Given task -> Output every record below exactly as it appears.

Exercise input ->
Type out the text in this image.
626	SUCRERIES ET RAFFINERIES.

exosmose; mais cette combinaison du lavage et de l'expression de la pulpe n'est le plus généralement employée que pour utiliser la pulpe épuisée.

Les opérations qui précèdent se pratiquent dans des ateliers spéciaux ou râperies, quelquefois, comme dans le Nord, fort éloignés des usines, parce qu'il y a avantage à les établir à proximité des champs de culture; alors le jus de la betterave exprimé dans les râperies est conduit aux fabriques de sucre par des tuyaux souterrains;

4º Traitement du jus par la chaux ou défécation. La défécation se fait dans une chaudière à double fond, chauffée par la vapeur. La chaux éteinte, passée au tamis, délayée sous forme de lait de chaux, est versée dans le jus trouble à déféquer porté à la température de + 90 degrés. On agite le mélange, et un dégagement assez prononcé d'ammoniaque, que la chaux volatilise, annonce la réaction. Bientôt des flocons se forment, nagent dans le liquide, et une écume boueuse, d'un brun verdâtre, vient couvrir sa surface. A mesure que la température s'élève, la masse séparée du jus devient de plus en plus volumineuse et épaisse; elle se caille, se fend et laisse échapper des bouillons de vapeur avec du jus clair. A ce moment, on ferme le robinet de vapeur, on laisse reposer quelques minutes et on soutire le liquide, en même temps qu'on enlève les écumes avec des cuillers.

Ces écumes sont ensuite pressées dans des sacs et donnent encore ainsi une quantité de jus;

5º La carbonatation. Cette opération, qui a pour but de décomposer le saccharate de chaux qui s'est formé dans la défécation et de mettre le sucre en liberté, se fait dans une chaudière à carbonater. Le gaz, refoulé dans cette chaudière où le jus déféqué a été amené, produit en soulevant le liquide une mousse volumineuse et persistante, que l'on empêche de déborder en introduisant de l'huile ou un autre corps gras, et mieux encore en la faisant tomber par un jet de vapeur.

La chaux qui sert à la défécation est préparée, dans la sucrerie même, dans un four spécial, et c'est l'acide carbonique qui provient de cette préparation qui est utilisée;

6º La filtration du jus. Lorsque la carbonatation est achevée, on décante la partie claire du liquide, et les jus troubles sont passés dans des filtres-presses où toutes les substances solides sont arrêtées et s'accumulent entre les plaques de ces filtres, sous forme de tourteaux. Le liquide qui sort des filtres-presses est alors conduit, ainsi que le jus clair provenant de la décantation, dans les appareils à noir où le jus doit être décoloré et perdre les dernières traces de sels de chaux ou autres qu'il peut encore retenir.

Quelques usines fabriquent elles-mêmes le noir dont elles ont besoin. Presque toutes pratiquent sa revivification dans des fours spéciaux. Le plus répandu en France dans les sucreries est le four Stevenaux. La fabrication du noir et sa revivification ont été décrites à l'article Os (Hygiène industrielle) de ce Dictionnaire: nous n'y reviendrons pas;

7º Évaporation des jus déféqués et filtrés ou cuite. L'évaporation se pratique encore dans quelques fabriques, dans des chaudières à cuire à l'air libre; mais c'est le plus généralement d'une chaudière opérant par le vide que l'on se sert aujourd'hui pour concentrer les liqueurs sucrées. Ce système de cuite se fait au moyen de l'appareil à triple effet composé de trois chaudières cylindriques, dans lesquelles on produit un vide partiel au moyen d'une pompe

Expected answer ->
Type out the text in this image.
626	SUCRERIES ET RAFFINERIES.

exosmose; mais cette combinaison du lavage et de l'expression de la pulpe n'est le plus généralement employée que pour utiliser la pulpe épuisée.

Les opérations qui précèdent se pratiquent dans des ateliers spéciaux ou râperies, quelquefois, comme dans le Nord, fort éloignés des usines, parce qu'il y a avantage à les établir à proximité des champs de culture; alors le jus de la betterave exprimé dans les râperies est conduit aux fabriques de sucre par des tuyaux souterrains;

4º Traitement du jus par la chaux ou défécation. La défécation se fait dans une chaudière à double fond, chauffée par la vapeur. La chaux éteinte, passée au tamis, délayée sous forme de lait de chaux, est versée dans le jus trouble à déféquer porté à la température de + 90 degrés. On agite le mélange, et un dégagement assez prononcé d'ammoniaque, que la chaux volatilise, annonce la réaction. Bientôt des flocons se forment, nagent dans le liquide, et une écume boueuse, d'un brun verdâtre, vient couvrir sa surface. A mesure que la température s'élève, la masse séparée du jus devient de plus en plus volumineuse et épaisse; elle se caille, se fend et laisse échapper des bouillons de vapeur avec du jus clair. A ce moment, on ferme le robinet de vapeur, on laisse reposer quelques minutes et on soutire le liquide, en même temps qu'on enlève les écumes avec des cuillers.

Ces écumes sont ensuite pressées dans des sacs et donnent encore ainsi une quantité de jus;

5º La carbonatation. Cette opération, qui a pour but de décomposer le saccharate de chaux qui s'est formé dans la défécation et de mettre le sucre en liberté, se fait dans une chaudière à carbonater. Le gaz, refoulé dans cette chaudière où le jus déféqué a été amené, produit en soulevant le liquide une mousse volumineuse et persistante, que l'on empêche de déborder en introduisant de l'huile ou un autre corps gras, et mieux encore en la faisant tomber par un jet de vapeur.

La chaux qui sert à la défécation est préparée, dans la sucrerie même, dans un four spécial, et c'est l'acide carbonique qui provient de cette préparation qui est utilisée;

6º La filtration du jus. Lorsque la carbonatation est achevée, on décante la partie claire du liquide, et les jus troubles sont passés dans des filtres-presses où toutes les substances solides sont arrêtées et s'accumulent entre les plaques de ces filtres, sous forme de tourteaux. Le liquide qui sort des filtres-presses est alors conduit, ainsi que le jus clair provenant de la décantation, dans les appareils à noir où le jus doit être décoloré et perdre les dernières traces de sels de chaux ou autres qu'il peut encore retenir.

Quelques usines fabriquent elles-mêmes le noir dont elles ont besoin. Presque toutes pratiquent sa revivification dans des fours spéciaux. Le plus répandu en France dans les sucreries est le four Stevenaux. La fabrication du noir et sa revivification ont été décrites à l'article Os (Hygiène industrielle) de ce Dictionnaire: nous n'y reviendrons pas;

7º Évaporation des jus déféqués et filtrés ou cuite. L'évaporation se pratique encore dans quelques fabriques, dans des chaudières à cuire à l'air libre; mais c'est le plus généralement d'une chaudière opérant par le vide que l'on se sert aujourd'hui pour concentrer les liqueurs sucrées. Ce système de cuite se fait au moyen de l'appareil à triple effet composé de trois chaudières cylindriques, dans lesquelles on produit un vide partiel au moyen d'une pompe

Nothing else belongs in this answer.